EXERCISE MATERIAL ▸
+++++

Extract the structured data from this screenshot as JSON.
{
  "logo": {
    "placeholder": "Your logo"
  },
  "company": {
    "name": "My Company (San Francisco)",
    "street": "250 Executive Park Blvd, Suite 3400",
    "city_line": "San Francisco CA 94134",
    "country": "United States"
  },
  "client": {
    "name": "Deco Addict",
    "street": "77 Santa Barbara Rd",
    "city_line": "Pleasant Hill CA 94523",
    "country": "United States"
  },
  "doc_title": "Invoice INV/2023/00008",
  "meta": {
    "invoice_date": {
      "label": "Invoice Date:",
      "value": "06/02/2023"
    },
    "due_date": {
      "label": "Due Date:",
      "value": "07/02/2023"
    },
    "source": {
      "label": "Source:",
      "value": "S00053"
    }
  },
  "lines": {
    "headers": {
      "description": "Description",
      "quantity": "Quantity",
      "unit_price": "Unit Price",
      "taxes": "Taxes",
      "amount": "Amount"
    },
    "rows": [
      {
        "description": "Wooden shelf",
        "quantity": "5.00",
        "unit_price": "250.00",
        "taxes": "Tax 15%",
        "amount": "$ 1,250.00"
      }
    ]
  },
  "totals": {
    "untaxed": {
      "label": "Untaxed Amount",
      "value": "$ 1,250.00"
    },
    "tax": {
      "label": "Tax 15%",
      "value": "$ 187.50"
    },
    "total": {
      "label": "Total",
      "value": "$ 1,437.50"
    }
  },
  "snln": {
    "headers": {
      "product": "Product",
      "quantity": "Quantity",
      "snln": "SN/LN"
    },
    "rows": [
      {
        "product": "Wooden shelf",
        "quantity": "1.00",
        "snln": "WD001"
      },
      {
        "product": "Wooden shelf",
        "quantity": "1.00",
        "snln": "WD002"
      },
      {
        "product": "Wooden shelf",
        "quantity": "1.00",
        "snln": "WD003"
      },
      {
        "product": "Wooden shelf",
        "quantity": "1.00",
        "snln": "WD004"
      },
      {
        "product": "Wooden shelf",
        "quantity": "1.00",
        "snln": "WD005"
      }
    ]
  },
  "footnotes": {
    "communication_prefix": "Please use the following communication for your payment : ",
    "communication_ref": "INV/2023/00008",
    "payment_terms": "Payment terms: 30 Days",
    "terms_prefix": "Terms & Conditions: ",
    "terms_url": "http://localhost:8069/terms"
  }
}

+++++

EXERCISE GOAL ▸ Write the entries again, exactly as they stand.

WORKED ANSWER ▸
Extract the structured data from this screenshot as JSON.
{
  "logo": {
    "placeholder": "Your logo"
  },
  "company": {
    "name": "My Company (San Francisco)",
    "street": "250 Executive Park Blvd, Suite 3400",
    "city_line": "San Francisco CA 94134",
    "country": "United States"
  },
  "client": {
    "name": "Deco Addict",
    "street": "77 Santa Barbara Rd",
    "city_line": "Pleasant Hill CA 94523",
    "country": "United States"
  },
  "doc_title": "Invoice INV/2023/00008",
  "meta": {
    "invoice_date": {
      "label": "Invoice Date:",
      "value": "06/02/2023"
    },
    "due_date": {
      "label": "Due Date:",
      "value": "07/02/2023"
    },
    "source": {
      "label": "Source:",
      "value": "S00053"
    }
  },
  "lines": {
    "headers": {
      "description": "Description",
      "quantity": "Quantity",
      "unit_price": "Unit Price",
      "taxes": "Taxes",
      "amount": "Amount"
    },
    "rows": [
      {
        "description": "Wooden shelf",
        "quantity": "5.00",
        "unit_price": "250.00",
        "taxes": "Tax 15%",
        "amount": "$ 1,250.00"
      }
    ]
  },
  "totals": {
    "untaxed": {
      "label": "Untaxed Amount",
      "value": "$ 1,250.00"
    },
    "tax": {
      "label": "Tax 15%",
      "value": "$ 187.50"
    },
    "total": {
      "label": "Total",
      "value": "$ 1,437.50"
    }
  },
  "snln": {
    "headers": {
      "product": "Product",
      "quantity": "Quantity",
      "snln": "SN/LN"
    },
    "rows": [
      {
        "product": "Wooden shelf",
        "quantity": "1.00",
        "snln": "WD001"
      },
      {
        "product": "Wooden shelf",
        "quantity": "1.00",
        "snln": "WD002"
      },
      {
        "product": "Wooden shelf",
        "quantity": "1.00",
        "snln": "WD003"
      },
      {
        "product": "Wooden shelf",
        "quantity": "1.00",
        "snln": "WD004"
      },
      {
        "product": "Wooden shelf",
        "quantity": "1.00",
        "snln": "WD005"
      }
    ]
  },
  "footnotes": {
    "communication_prefix": "Please use the following communication for your payment : ",
    "communication_ref": "INV/2023/00008",
    "payment_terms": "Payment terms: 30 Days",
    "terms_prefix": "Terms & Conditions: ",
    "terms_url": "http://localhost:8069/terms"
  }
}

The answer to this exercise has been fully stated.